* **Objective**
Print the entries below in their entirety, exactly as they are written.

(Dataset excerpt)

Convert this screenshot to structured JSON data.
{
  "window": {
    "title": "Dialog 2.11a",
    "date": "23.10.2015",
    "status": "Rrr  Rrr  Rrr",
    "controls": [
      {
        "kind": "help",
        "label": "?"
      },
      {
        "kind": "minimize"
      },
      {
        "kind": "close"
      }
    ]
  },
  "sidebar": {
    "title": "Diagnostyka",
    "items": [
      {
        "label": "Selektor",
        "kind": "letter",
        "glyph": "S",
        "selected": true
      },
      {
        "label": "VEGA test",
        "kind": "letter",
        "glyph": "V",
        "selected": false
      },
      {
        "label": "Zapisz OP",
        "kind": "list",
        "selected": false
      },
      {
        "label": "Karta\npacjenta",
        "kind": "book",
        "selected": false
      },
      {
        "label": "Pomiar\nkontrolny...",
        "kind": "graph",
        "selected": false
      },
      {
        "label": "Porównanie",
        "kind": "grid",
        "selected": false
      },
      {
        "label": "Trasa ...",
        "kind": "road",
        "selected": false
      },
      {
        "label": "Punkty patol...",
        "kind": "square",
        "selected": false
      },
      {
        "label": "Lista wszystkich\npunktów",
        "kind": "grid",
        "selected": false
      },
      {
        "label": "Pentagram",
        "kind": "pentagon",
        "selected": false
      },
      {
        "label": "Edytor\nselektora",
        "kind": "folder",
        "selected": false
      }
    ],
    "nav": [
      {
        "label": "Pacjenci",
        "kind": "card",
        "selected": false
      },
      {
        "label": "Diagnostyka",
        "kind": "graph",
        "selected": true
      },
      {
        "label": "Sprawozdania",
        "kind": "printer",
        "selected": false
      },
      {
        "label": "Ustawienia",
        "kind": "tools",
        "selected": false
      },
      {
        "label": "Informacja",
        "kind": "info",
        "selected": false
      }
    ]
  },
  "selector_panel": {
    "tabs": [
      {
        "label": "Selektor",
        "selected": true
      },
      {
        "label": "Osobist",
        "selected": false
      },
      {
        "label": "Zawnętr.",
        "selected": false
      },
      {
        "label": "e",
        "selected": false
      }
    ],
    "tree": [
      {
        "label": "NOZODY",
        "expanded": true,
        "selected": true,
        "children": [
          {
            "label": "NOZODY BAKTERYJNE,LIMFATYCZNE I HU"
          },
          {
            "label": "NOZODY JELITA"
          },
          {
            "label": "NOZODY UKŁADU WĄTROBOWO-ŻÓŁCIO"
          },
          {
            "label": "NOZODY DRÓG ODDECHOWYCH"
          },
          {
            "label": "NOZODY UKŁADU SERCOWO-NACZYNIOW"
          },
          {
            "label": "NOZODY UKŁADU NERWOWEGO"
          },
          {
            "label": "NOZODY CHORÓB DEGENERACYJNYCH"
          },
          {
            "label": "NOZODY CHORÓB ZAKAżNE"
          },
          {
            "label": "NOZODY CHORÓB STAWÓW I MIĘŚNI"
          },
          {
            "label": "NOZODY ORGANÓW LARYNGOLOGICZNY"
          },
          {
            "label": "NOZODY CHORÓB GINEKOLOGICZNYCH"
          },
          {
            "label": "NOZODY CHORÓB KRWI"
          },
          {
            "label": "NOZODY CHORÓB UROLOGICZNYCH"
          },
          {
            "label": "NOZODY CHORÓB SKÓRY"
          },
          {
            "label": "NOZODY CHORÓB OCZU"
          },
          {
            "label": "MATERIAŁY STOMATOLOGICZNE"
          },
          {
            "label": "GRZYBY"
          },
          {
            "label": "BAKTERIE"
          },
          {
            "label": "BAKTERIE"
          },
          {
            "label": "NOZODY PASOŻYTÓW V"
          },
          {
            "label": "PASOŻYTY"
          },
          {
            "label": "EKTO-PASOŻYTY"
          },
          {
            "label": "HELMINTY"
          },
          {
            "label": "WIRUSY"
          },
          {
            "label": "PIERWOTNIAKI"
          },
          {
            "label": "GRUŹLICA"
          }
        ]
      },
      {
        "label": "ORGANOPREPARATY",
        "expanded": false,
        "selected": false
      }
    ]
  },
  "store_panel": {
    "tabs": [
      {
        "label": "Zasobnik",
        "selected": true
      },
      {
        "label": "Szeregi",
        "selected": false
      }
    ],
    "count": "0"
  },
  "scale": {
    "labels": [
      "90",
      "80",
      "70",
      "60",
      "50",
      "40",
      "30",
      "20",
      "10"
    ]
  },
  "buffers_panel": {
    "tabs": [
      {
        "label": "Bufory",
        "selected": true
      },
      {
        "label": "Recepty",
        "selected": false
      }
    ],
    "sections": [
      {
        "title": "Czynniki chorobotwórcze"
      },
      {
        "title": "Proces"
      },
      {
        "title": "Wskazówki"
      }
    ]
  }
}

* **Answer to this task**
Convert this screenshot to structured JSON data.
{
  "window": {
    "title": "Dialog 2.11a",
    "date": "23.10.2015",
    "status": "Rrr  Rrr  Rrr",
    "controls": [
      {
        "kind": "help",
        "label": "?"
      },
      {
        "kind": "minimize"
      },
      {
        "kind": "close"
      }
    ]
  },
  "sidebar": {
    "title": "Diagnostyka",
    "items": [
      {
        "label": "Selektor",
        "kind": "letter",
        "glyph": "S",
        "selected": true
      },
      {
        "label": "VEGA test",
        "kind": "letter",
        "glyph": "V",
        "selected": false
      },
      {
        "label": "Zapisz OP",
        "kind": "list",
        "selected": false
      },
      {
        "label": "Karta\npacjenta",
        "kind": "book",
        "selected": false
      },
      {
        "label": "Pomiar\nkontrolny...",
        "kind": "graph",
        "selected": false
      },
      {
        "label": "Porównanie",
        "kind": "grid",
        "selected": false
      },
      {
        "label": "Trasa ...",
        "kind": "road",
        "selected": false
      },
      {
        "label": "Punkty patol...",
        "kind": "square",
        "selected": false
      },
      {
        "label": "Lista wszystkich\npunktów",
        "kind": "grid",
        "selected": false
      },
      {
        "label": "Pentagram",
        "kind": "pentagon",
        "selected": false
      },
      {
        "label": "Edytor\nselektora",
        "kind": "folder",
        "selected": false
      }
    ],
    "nav": [
      {
        "label": "Pacjenci",
        "kind": "card",
        "selected": false
      },
      {
        "label": "Diagnostyka",
        "kind": "graph",
        "selected": true
      },
      {
        "label": "Sprawozdania",
        "kind": "printer",
        "selected": false
      },
      {
        "label": "Ustawienia",
        "kind": "tools",
        "selected": false
      },
      {
        "label": "Informacja",
        "kind": "info",
        "selected": false
      }
    ]
  },
  "selector_panel": {
    "tabs": [
      {
        "label": "Selektor",
        "selected": true
      },
      {
        "label": "Osobist",
        "selected": false
      },
      {
        "label": "Zawnętr.",
        "selected": false
      },
      {
        "label": "e",
        "selected": false
      }
    ],
    "tree": [
      {
        "label": "NOZODY",
        "expanded": true,
        "selected": true,
        "children": [
          {
            "label": "NOZODY BAKTERYJNE,LIMFATYCZNE I HU"
          },
          {
            "label": "NOZODY JELITA"
          },
          {
            "label": "NOZODY UKŁADU WĄTROBOWO-ŻÓŁCIO"
          },
          {
            "label": "NOZODY DRÓG ODDECHOWYCH"
          },
          {
            "label": "NOZODY UKŁADU SERCOWO-NACZYNIOW"
          },
          {
            "label": "NOZODY UKŁADU NERWOWEGO"
          },
          {
            "label": "NOZODY CHORÓB DEGENERACYJNYCH"
          },
          {
            "label": "NOZODY CHORÓB ZAKAżNE"
          },
          {
            "label": "NOZODY CHORÓB STAWÓW I MIĘŚNI"
          },
          {
            "label": "NOZODY ORGANÓW LARYNGOLOGICZNY"
          },
          {
            "label": "NOZODY CHORÓB GINEKOLOGICZNYCH"
          },
          {
            "label": "NOZODY CHORÓB KRWI"
          },
          {
            "label": "NOZODY CHORÓB UROLOGICZNYCH"
          },
          {
            "label": "NOZODY CHORÓB SKÓRY"
          },
          {
            "label": "NOZODY CHORÓB OCZU"
          },
          {
            "label": "MATERIAŁY STOMATOLOGICZNE"
          },
          {
            "label": "GRZYBY"
          },
          {
            "label": "BAKTERIE"
          },
          {
            "label": "BAKTERIE"
          },
          {
            "label": "NOZODY PASOŻYTÓW V"
          },
          {
            "label": "PASOŻYTY"
          },
          {
            "label": "EKTO-PASOŻYTY"
          },
          {
            "label": "HELMINTY"
          },
          {
            "label": "WIRUSY"
          },
          {
            "label": "PIERWOTNIAKI"
          },
          {
            "label": "GRUŹLICA"
          }
        ]
      },
      {
        "label": "ORGANOPREPARATY",
        "expanded": false,
        "selected": false
      }
    ]
  },
  "store_panel": {
    "tabs": [
      {
        "label": "Zasobnik",
        "selected": true
      },
      {
        "label": "Szeregi",
        "selected": false
      }
    ],
    "count": "0"
  },
  "scale": {
    "labels": [
      "90",
      "80",
      "70",
      "60",
      "50",
      "40",
      "30",
      "20",
      "10"
    ]
  },
  "buffers_panel": {
    "tabs": [
      {
        "label": "Bufory",
        "selected": true
      },
      {
        "label": "Recepty",
        "selected": false
      }
    ],
    "sections": [
      {
        "title": "Czynniki chorobotwórcze"
      },
      {
        "title": "Proces"
      },
      {
        "title": "Wskazówki"
      }
    ]
  }
}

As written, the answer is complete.